◆ Written task ◆
Search the data below for "بدون"; list each line that holds it.

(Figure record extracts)

::::

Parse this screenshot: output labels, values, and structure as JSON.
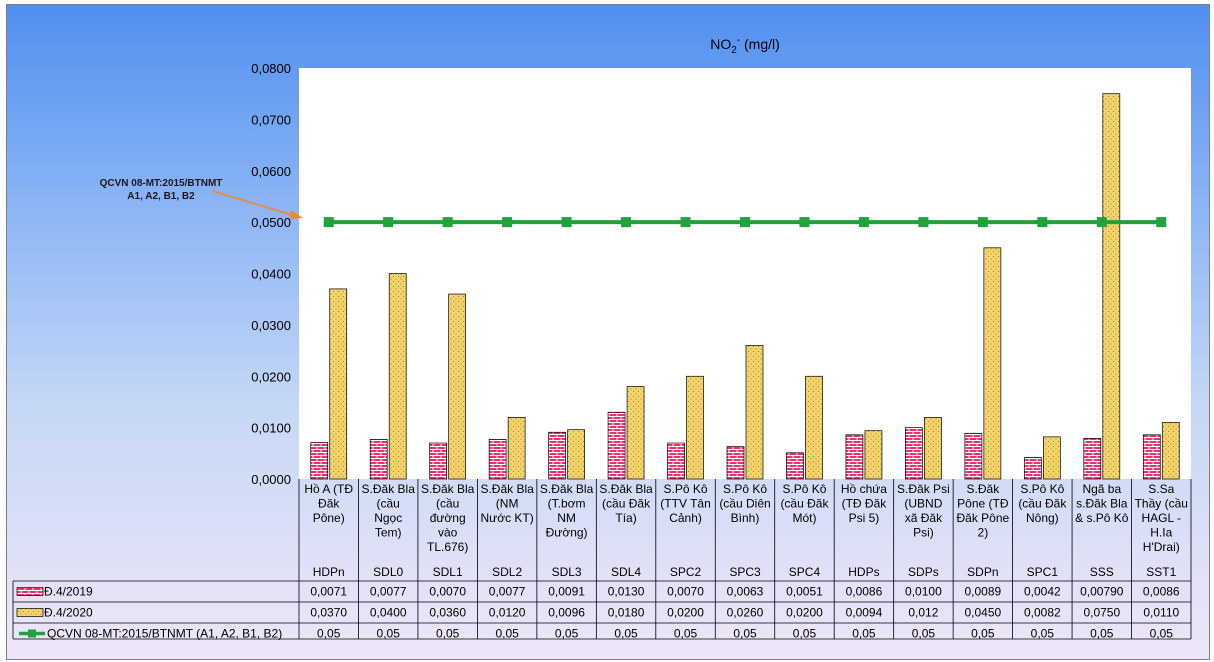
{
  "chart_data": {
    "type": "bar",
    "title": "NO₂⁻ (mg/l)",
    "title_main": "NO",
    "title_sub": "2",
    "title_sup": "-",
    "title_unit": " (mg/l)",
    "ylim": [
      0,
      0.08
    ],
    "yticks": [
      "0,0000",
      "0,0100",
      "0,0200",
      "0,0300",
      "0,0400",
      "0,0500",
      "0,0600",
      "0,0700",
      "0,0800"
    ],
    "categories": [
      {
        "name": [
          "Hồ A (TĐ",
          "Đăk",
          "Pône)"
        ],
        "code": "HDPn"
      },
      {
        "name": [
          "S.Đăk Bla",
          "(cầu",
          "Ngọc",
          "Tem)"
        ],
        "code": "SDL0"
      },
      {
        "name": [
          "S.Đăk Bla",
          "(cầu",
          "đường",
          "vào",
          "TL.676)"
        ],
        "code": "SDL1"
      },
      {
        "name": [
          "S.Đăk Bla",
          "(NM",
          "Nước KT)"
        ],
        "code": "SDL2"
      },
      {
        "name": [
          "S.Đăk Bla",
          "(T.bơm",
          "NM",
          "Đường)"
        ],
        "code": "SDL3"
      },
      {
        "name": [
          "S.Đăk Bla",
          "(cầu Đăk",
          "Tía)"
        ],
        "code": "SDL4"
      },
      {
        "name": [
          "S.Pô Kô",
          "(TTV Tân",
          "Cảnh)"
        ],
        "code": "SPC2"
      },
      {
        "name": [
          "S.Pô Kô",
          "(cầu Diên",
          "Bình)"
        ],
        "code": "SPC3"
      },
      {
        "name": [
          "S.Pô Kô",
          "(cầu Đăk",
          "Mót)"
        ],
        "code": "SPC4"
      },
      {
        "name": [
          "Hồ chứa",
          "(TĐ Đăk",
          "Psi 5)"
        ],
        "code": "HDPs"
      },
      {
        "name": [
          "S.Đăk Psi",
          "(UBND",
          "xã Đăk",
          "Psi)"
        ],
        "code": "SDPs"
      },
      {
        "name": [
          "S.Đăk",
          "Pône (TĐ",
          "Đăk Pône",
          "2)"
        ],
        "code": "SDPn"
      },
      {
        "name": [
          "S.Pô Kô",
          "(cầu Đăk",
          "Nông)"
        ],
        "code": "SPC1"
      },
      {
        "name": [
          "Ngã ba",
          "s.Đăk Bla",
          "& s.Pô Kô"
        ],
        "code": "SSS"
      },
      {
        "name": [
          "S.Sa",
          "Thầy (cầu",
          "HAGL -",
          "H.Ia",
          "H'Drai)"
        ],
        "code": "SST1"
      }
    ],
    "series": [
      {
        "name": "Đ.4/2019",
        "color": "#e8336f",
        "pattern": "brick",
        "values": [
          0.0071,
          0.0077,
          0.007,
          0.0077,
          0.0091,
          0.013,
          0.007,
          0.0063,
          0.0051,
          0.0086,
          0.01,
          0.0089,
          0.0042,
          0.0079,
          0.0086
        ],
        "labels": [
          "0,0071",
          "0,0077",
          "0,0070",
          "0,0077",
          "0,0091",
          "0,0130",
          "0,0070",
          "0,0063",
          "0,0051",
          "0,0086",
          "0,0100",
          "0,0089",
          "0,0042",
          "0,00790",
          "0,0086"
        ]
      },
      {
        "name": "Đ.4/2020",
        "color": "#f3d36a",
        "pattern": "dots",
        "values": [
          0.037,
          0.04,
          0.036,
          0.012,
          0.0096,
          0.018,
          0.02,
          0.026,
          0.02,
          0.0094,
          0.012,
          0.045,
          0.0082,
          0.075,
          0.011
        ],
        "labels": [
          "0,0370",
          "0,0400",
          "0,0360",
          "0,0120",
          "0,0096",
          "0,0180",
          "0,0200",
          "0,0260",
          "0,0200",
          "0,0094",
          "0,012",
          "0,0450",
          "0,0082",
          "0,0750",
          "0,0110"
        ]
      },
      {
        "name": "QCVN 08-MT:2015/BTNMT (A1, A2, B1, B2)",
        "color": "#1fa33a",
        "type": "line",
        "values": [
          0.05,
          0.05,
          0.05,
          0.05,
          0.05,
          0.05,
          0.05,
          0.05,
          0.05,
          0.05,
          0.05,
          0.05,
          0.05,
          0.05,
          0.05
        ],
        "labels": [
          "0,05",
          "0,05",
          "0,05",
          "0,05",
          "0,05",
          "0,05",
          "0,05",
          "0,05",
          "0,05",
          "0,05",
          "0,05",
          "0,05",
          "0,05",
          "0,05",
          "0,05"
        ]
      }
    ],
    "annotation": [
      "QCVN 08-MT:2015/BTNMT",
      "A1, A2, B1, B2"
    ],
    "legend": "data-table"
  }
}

::::

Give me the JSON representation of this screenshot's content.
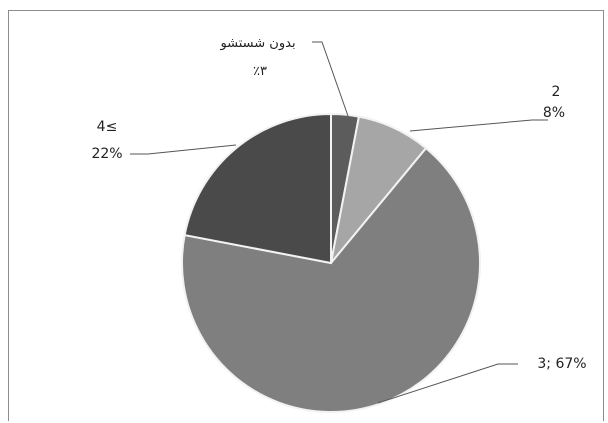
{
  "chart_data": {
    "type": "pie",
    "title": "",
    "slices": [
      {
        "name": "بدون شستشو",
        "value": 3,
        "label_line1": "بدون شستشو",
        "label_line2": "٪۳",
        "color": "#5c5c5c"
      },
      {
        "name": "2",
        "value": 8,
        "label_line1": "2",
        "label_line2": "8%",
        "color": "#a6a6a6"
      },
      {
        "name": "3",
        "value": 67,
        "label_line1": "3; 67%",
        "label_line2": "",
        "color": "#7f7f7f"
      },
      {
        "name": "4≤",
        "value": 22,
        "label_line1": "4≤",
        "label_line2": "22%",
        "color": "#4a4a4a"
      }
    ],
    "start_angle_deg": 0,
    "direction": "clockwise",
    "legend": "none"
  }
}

::::

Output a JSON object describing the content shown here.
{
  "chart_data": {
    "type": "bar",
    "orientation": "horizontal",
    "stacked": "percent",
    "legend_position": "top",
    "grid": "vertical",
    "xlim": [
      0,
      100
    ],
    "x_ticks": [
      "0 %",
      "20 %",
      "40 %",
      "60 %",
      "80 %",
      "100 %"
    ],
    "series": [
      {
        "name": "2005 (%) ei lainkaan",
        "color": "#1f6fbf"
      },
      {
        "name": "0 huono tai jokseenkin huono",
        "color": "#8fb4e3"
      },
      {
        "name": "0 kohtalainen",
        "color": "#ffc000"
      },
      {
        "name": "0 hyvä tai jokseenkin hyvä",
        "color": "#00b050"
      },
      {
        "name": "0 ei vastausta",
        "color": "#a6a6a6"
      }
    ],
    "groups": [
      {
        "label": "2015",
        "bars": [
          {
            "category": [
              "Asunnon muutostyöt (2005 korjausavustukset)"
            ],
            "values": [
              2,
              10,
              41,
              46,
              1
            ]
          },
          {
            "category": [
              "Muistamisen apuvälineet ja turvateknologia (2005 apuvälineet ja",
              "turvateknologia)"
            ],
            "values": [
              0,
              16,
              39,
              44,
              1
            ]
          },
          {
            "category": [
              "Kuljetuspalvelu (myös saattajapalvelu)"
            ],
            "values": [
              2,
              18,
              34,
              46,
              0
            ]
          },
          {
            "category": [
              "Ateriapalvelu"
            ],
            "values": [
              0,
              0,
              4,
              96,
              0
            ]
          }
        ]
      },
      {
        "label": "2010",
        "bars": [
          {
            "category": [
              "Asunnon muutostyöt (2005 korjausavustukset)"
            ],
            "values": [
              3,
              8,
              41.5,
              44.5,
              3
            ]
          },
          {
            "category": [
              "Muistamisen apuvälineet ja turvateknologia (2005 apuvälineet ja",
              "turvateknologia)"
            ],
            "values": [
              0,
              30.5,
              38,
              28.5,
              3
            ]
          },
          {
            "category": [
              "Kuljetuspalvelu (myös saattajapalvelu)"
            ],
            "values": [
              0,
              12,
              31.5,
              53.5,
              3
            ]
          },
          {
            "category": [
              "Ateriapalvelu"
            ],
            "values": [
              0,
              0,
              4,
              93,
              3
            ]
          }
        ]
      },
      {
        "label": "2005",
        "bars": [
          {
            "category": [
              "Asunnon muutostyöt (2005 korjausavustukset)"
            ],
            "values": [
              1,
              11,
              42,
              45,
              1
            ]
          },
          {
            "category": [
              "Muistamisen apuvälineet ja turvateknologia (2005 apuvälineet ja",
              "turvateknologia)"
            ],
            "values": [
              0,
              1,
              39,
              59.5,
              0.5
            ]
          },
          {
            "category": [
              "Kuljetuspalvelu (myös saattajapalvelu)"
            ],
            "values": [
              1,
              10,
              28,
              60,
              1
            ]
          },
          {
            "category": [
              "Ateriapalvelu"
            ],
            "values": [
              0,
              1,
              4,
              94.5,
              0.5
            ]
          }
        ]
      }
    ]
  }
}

::::

◆ Response to this task ◆
        "name": "بدون شستشو",
        "label_line1": "بدون شستشو",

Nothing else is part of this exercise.